• DIRECTION
Copy all the entries word for word, but omit the pictures.

• Data listing
....................

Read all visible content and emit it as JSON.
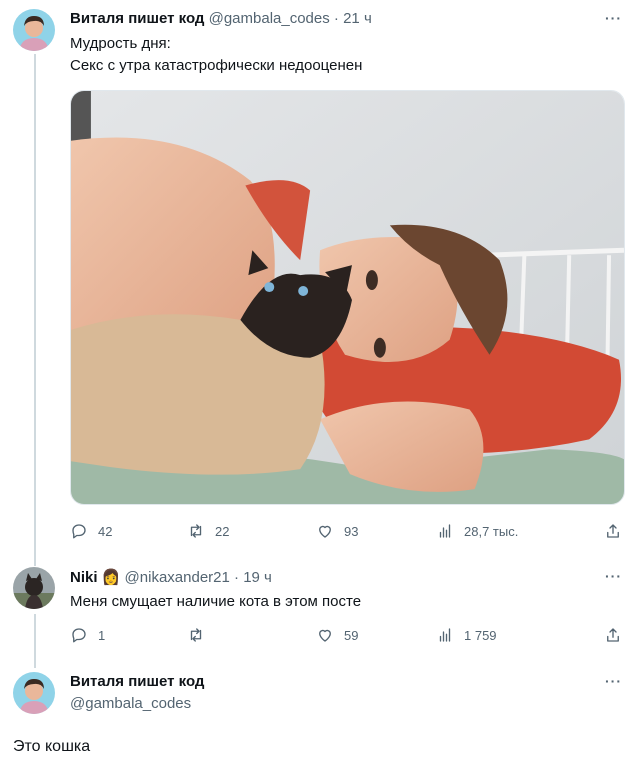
{
  "tweet": {
    "author_name": "Виталя пишет код",
    "author_handle": "@gambala_codes",
    "time": "21 ч",
    "more": "···",
    "lines": [
      "Мудрость дня:",
      "Секс с утра катастрофически недооценен"
    ],
    "stats": {
      "replies": "42",
      "retweets": "22",
      "likes": "93",
      "views": "28,7 тыс."
    }
  },
  "reply": {
    "author_name": "Niki",
    "author_emoji": "👩",
    "author_handle": "@nikaxander21",
    "time": "19 ч",
    "more": "···",
    "text": "Меня смущает наличие кота в этом посте",
    "stats": {
      "replies": "1",
      "retweets": "",
      "likes": "59",
      "views": "1 759"
    }
  },
  "answer": {
    "author_name": "Виталя пишет код",
    "author_handle": "@gambala_codes",
    "more": "···",
    "text": "Это кошка"
  },
  "colors": {
    "text": "#0f1419",
    "secondary": "#536471",
    "thread": "#cfd9de"
  },
  "icons": [
    "reply-icon",
    "retweet-icon",
    "like-icon",
    "views-icon",
    "share-icon",
    "more-icon"
  ]
}
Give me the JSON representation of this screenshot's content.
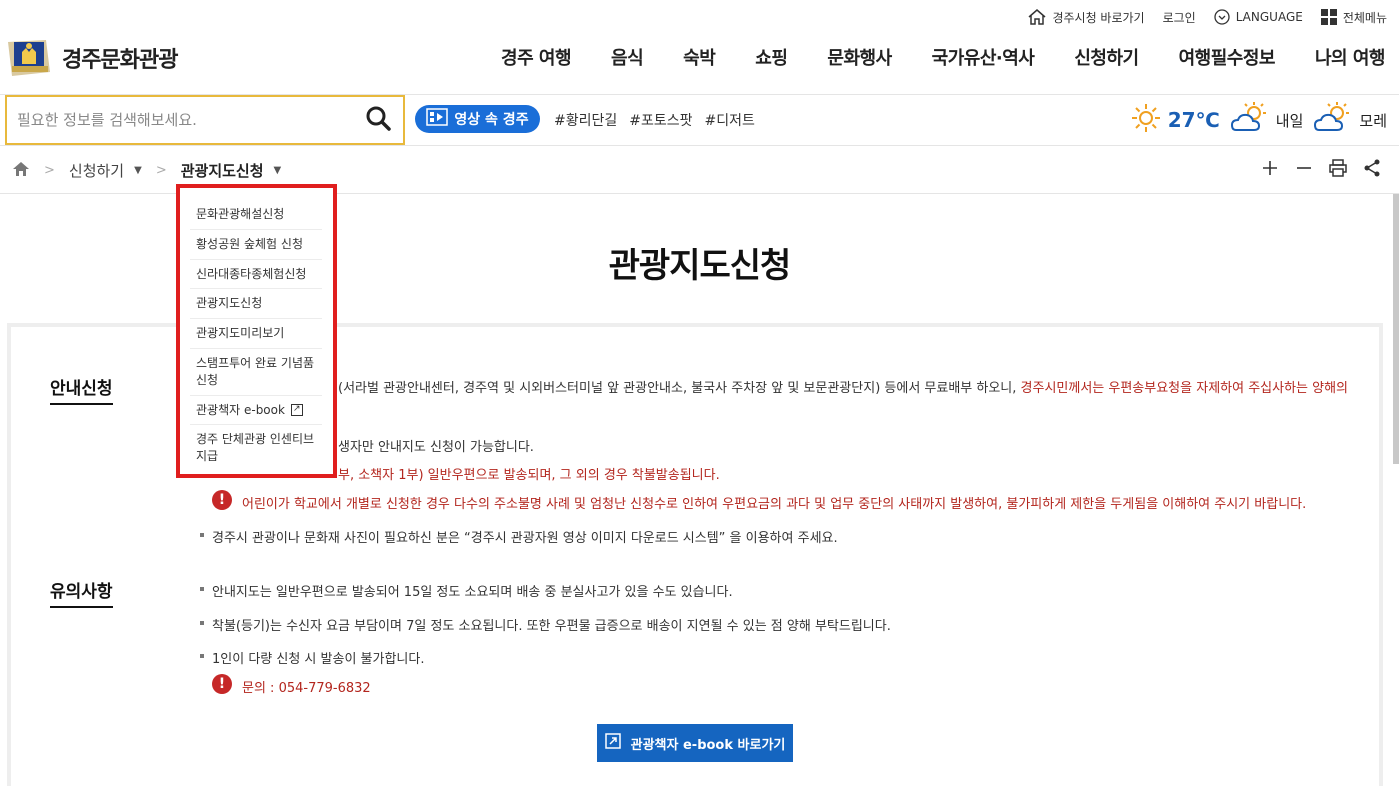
{
  "util": {
    "city_hall": "경주시청 바로가기",
    "login": "로그인",
    "language": "LANGUAGE",
    "all_menu": "전체메뉴"
  },
  "logo": {
    "title": "경주문화관광"
  },
  "gnb": [
    "경주 여행",
    "음식",
    "숙박",
    "쇼핑",
    "문화행사",
    "국가유산·역사",
    "신청하기",
    "여행필수정보",
    "나의 여행"
  ],
  "search": {
    "placeholder": "필요한 정보를 검색해보세요."
  },
  "video_button": "영상 속 경주",
  "tags": [
    "#황리단길",
    "#포토스팟",
    "#디저트"
  ],
  "weather": {
    "today": "27℃",
    "tomorrow": "내일",
    "day_after": "모레"
  },
  "breadcrumb": {
    "level1": "신청하기",
    "level2": "관광지도신청"
  },
  "dropdown": [
    "문화관광해설신청",
    "황성공원 숲체험 신청",
    "신라대종타종체험신청",
    "관광지도신청",
    "관광지도미리보기",
    "스탬프투어 완료 기념품 신청",
    "관광책자 e-book",
    "경주 단체관광 인센티브 지급"
  ],
  "page_title": "관광지도신청",
  "section1": {
    "title": "안내신청",
    "line1": "(서라벌 관광안내센터, 경주역 및 시외버스터미널 앞 관광안내소, 불국사 주차장 앞 및 보문관광단지) 등에서 무료배부 하오니, ",
    "line1_red": "경주시민께서는 우편송부요청을 자제하여 주십사하는 양해의",
    "line2": "생자만 안내지도 신청이 가능합니다.",
    "line3": "부, 소책자 1부) 일반우편으로 발송되며, 그 외의 경우 착불발송됩니다.",
    "line4": "어린이가 학교에서 개별로 신청한 경우 다수의 주소불명 사례 및 엄청난 신청수로 인하여 우편요금의 과다 및 업무 중단의 사태까지 발생하여, 불가피하게 제한을 두게됨을 이해하여 주시기 바랍니다.",
    "line5": "경주시 관광이나 문화재 사진이 필요하신 분은 “경주시 관광자원 영상 이미지 다운로드 시스템” 을 이용하여 주세요."
  },
  "section2": {
    "title": "유의사항",
    "line1": "안내지도는 일반우편으로 발송되어 15일 정도 소요되며 배송 중 분실사고가 있을 수도 있습니다.",
    "line2": "착불(등기)는 수신자 요금 부담이며 7일 정도 소요됩니다. 또한 우편물 급증으로 배송이 지연될 수 있는 점 양해 부탁드립니다.",
    "line3": "1인이 다량 신청 시 발송이 불가합니다.",
    "contact": "문의 : 054-779-6832"
  },
  "ebook_button": "관광책자 e-book 바로가기"
}
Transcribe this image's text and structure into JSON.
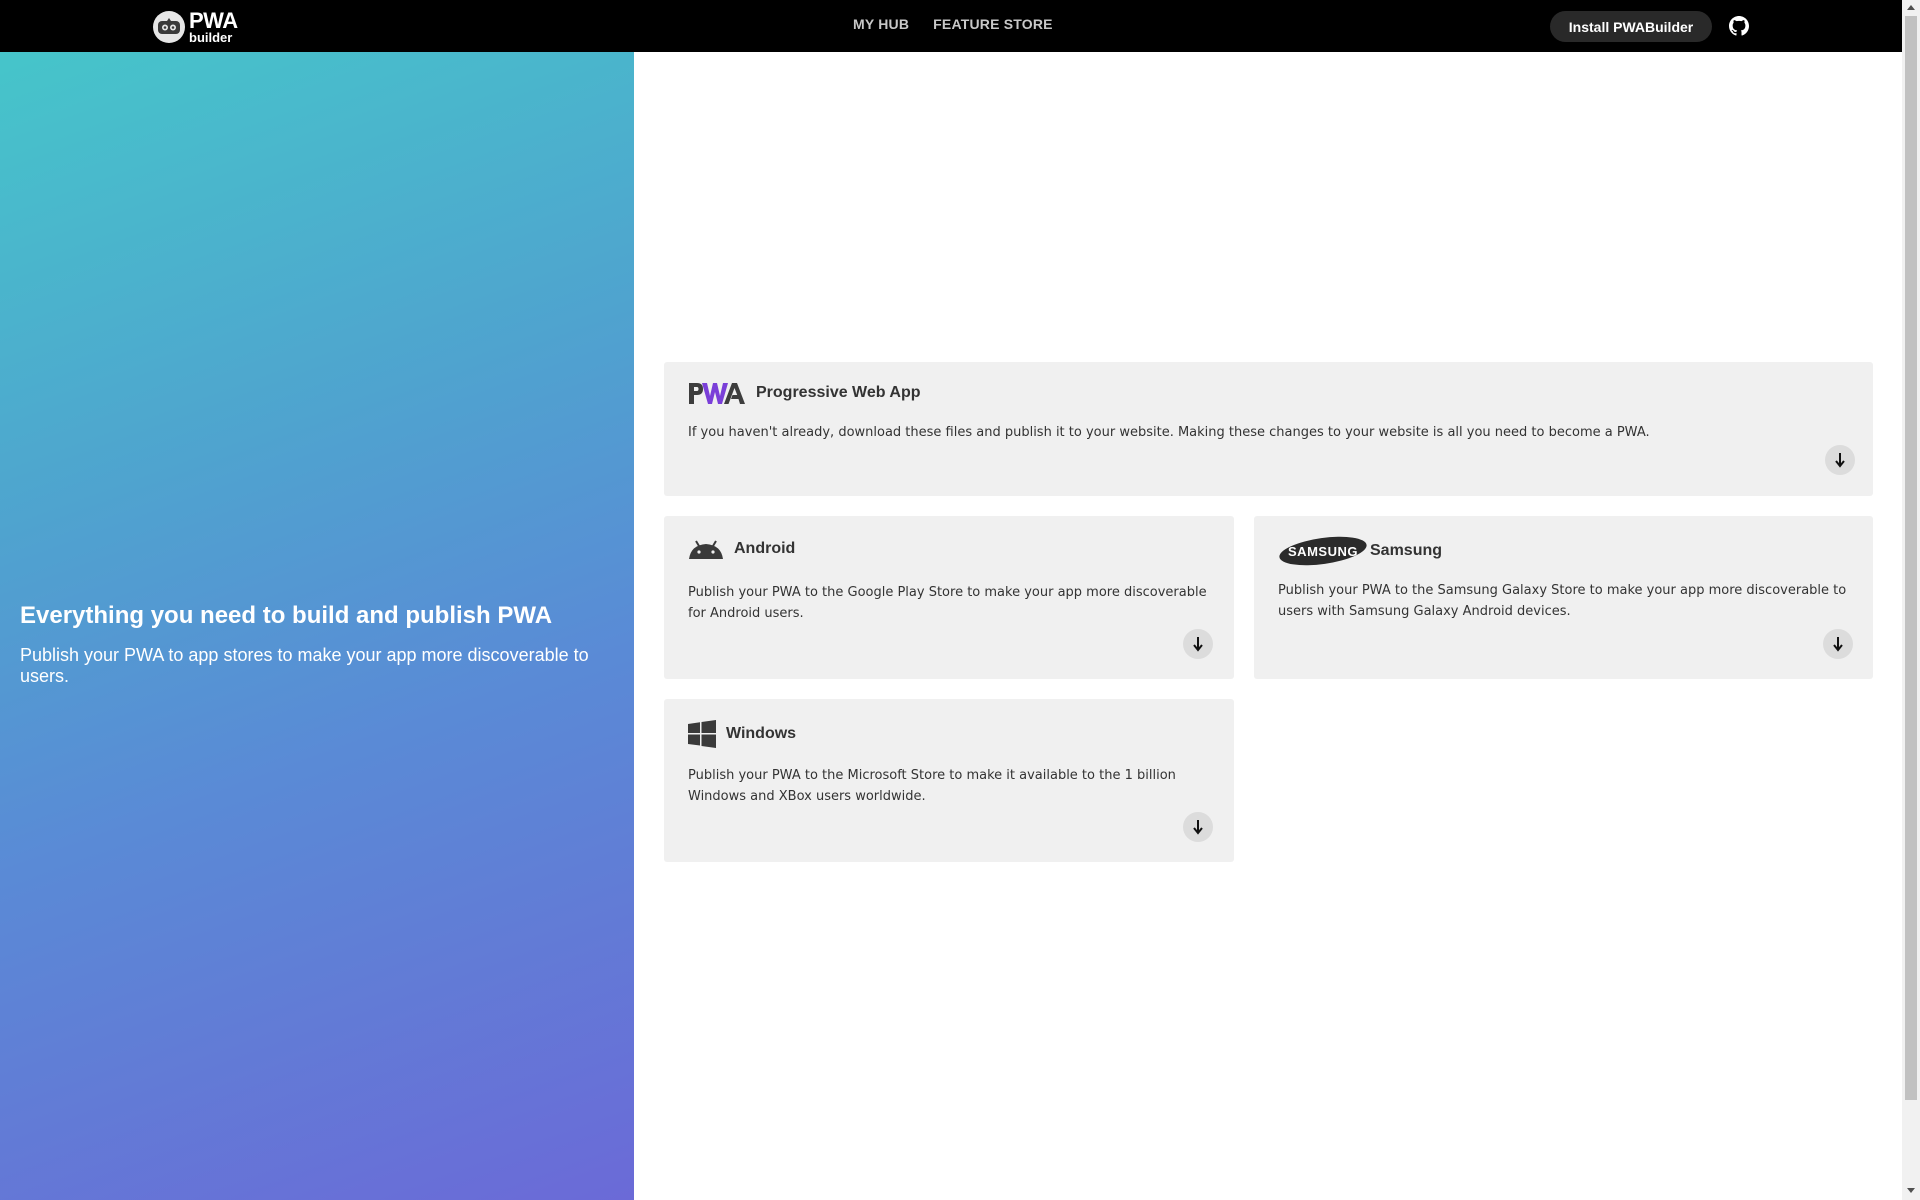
{
  "header": {
    "logo_pwa": "PWA",
    "logo_builder": "builder",
    "nav": [
      {
        "label": "MY HUB"
      },
      {
        "label": "FEATURE STORE"
      }
    ],
    "install_label": "Install PWABuilder",
    "github_icon": "github-icon"
  },
  "hero": {
    "title": "Everything you need to build and publish PWA",
    "subtitle": "Publish your PWA to app stores to make your app more discoverable to users."
  },
  "cards": {
    "pwa": {
      "title": "Progressive Web App",
      "description": "If you haven't already, download these files and publish it to your website. Making these changes to your website is all you need to become a PWA.",
      "logo_text": "PWA"
    },
    "android": {
      "title": "Android",
      "description": "Publish your PWA to the Google Play Store to make your app more discoverable for Android users."
    },
    "samsung": {
      "title": "Samsung",
      "logo_text": "SAMSUNG",
      "description": "Publish your PWA to the Samsung Galaxy Store to make your app more discoverable to users with Samsung Galaxy Android devices."
    },
    "windows": {
      "title": "Windows",
      "description": "Publish your PWA to the Microsoft Store to make it available to the 1 billion Windows and XBox users worldwide."
    }
  },
  "colors": {
    "topbar": "#000000",
    "card_bg": "#f0f0f0",
    "pwa_accent": "#7a3fd8",
    "gradient_start": "#46c5ca",
    "gradient_end": "#6b6ad7"
  }
}
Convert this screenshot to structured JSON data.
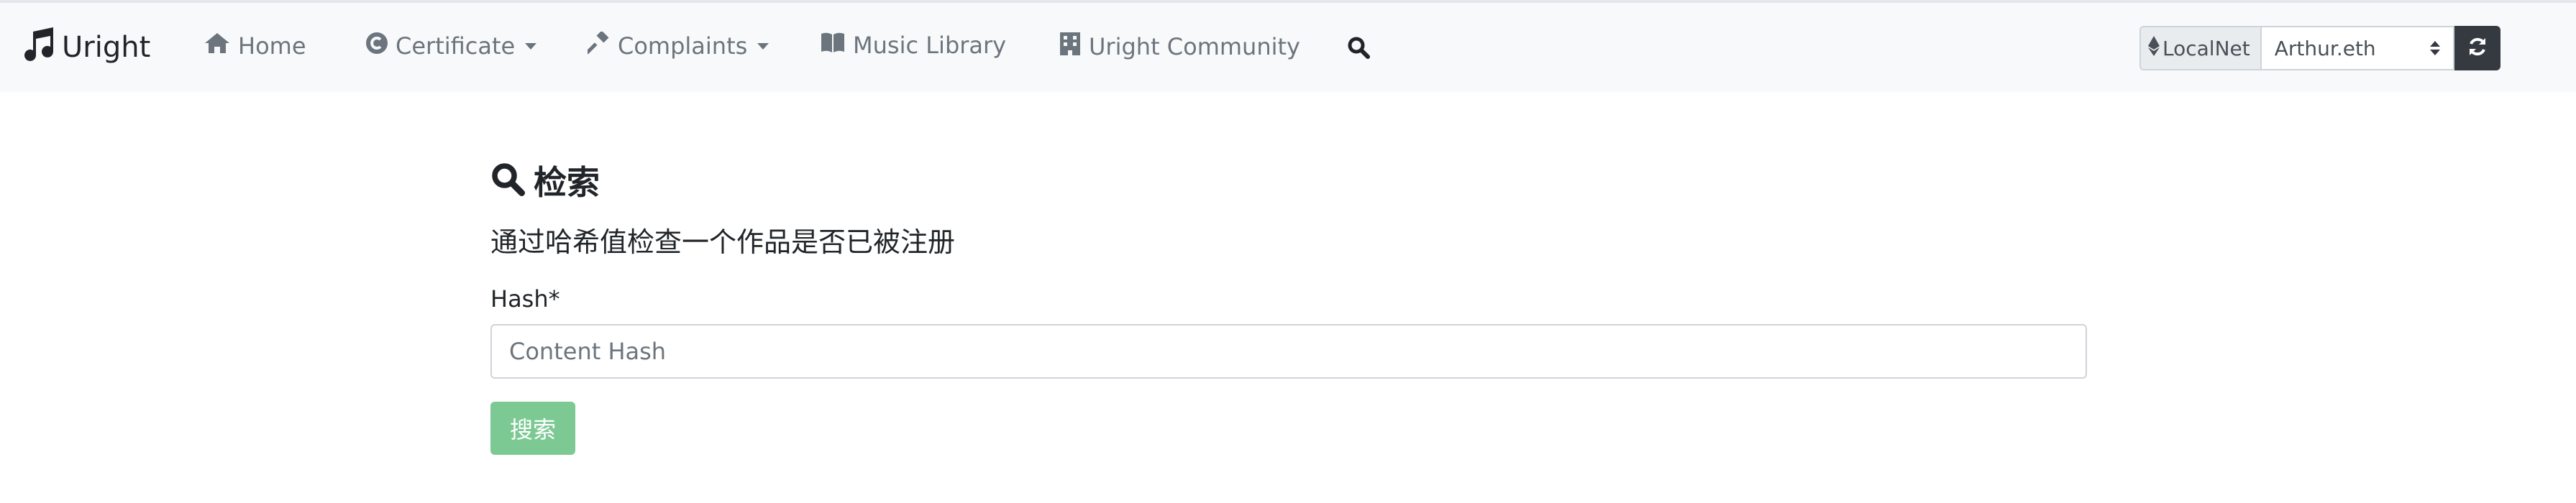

....................

• RESULT
Read all visible content and emit it as JSON.
{
  "tweet": {
    "author_name": "Виталя пишет код",
    "author_handle": "@gambala_codes",
    "time": "21 ч",
    "more": "···",
    "lines": [
      "Мудрость дня:",
      "Секс с утра катастрофически недооценен"
    ],
    "stats": {
      "replies": "42",
      "retweets": "22",
      "likes": "93",
      "views": "28,7 тыс."
    }
  },
  "reply": {
    "author_name": "Niki",
    "author_emoji": "👩",
    "author_handle": "@nikaxander21",
    "time": "19 ч",
    "more": "···",
    "text": "Меня смущает наличие кота в этом посте",
    "stats": {
      "replies": "1",
      "retweets": "",
      "likes": "59",
      "views": "1 759"
    }
  },
  "answer": {
    "author_name": "Виталя пишет код",
    "author_handle": "@gambala_codes",
    "more": "···",
    "text": "Это кошка"
  },
  "colors": {
    "text": "#0f1419",
    "secondary": "#536471",
    "thread": "#cfd9de"
  },
  "icons": [
    "reply-icon",
    "retweet-icon",
    "like-icon",
    "views-icon",
    "share-icon",
    "more-icon"
  ]
}
Give me the JSON representation of this screenshot's content.
{
  "util": {
    "city_hall": "경주시청 바로가기",
    "login": "로그인",
    "language": "LANGUAGE",
    "all_menu": "전체메뉴"
  },
  "logo": {
    "title": "경주문화관광"
  },
  "gnb": [
    "경주 여행",
    "음식",
    "숙박",
    "쇼핑",
    "문화행사",
    "국가유산·역사",
    "신청하기",
    "여행필수정보",
    "나의 여행"
  ],
  "search": {
    "placeholder": "필요한 정보를 검색해보세요."
  },
  "video_button": "영상 속 경주",
  "tags": [
    "#황리단길",
    "#포토스팟",
    "#디저트"
  ],
  "weather": {
    "today": "27℃",
    "tomorrow": "내일",
    "day_after": "모레"
  },
  "breadcrumb": {
    "level1": "신청하기",
    "level2": "관광지도신청"
  },
  "dropdown": [
    "문화관광해설신청",
    "황성공원 숲체험 신청",
    "신라대종타종체험신청",
    "관광지도신청",
    "관광지도미리보기",
    "스탬프투어 완료 기념품 신청",
    "관광책자 e-book",
    "경주 단체관광 인센티브 지급"
  ],
  "page_title": "관광지도신청",
  "section1": {
    "title": "안내신청",
    "line1": "(서라벌 관광안내센터, 경주역 및 시외버스터미널 앞 관광안내소, 불국사 주차장 앞 및 보문관광단지) 등에서 무료배부 하오니, ",
    "line1_red": "경주시민께서는 우편송부요청을 자제하여 주십사하는 양해의",
    "line2": "생자만 안내지도 신청이 가능합니다.",
    "line3": "부, 소책자 1부) 일반우편으로 발송되며, 그 외의 경우 착불발송됩니다.",
    "line4": "어린이가 학교에서 개별로 신청한 경우 다수의 주소불명 사례 및 엄청난 신청수로 인하여 우편요금의 과다 및 업무 중단의 사태까지 발생하여, 불가피하게 제한을 두게됨을 이해하여 주시기 바랍니다.",
    "line5": "경주시 관광이나 문화재 사진이 필요하신 분은 “경주시 관광자원 영상 이미지 다운로드 시스템” 을 이용하여 주세요."
  },
  "section2": {
    "title": "유의사항",
    "line1": "안내지도는 일반우편으로 발송되어 15일 정도 소요되며 배송 중 분실사고가 있을 수도 있습니다.",
    "line2": "착불(등기)는 수신자 요금 부담이며 7일 정도 소요됩니다. 또한 우편물 급증으로 배송이 지연될 수 있는 점 양해 부탁드립니다.",
    "line3": "1인이 다량 신청 시 발송이 불가합니다.",
    "contact": "문의 : 054-779-6832"
  },
  "ebook_button": "관광책자 e-book 바로가기"
}
Transcribe this image's text and structure into JSON.
{
  "header": {
    "logo_pwa": "PWA",
    "logo_builder": "builder",
    "nav": [
      {
        "label": "MY HUB"
      },
      {
        "label": "FEATURE STORE"
      }
    ],
    "install_label": "Install PWABuilder",
    "github_icon": "github-icon"
  },
  "hero": {
    "title": "Everything you need to build and publish PWA",
    "subtitle": "Publish your PWA to app stores to make your app more discoverable to users."
  },
  "cards": {
    "pwa": {
      "title": "Progressive Web App",
      "description": "If you haven't already, download these files and publish it to your website. Making these changes to your website is all you need to become a PWA.",
      "logo_text": "PWA"
    },
    "android": {
      "title": "Android",
      "description": "Publish your PWA to the Google Play Store to make your app more discoverable for Android users."
    },
    "samsung": {
      "title": "Samsung",
      "logo_text": "SAMSUNG",
      "description": "Publish your PWA to the Samsung Galaxy Store to make your app more discoverable to users with Samsung Galaxy Android devices."
    },
    "windows": {
      "title": "Windows",
      "description": "Publish your PWA to the Microsoft Store to make it available to the 1 billion Windows and XBox users worldwide."
    }
  },
  "colors": {
    "topbar": "#000000",
    "card_bg": "#f0f0f0",
    "pwa_accent": "#7a3fd8",
    "gradient_start": "#46c5ca",
    "gradient_end": "#6b6ad7"
  }
}
Convert this screenshot to structured JSON data.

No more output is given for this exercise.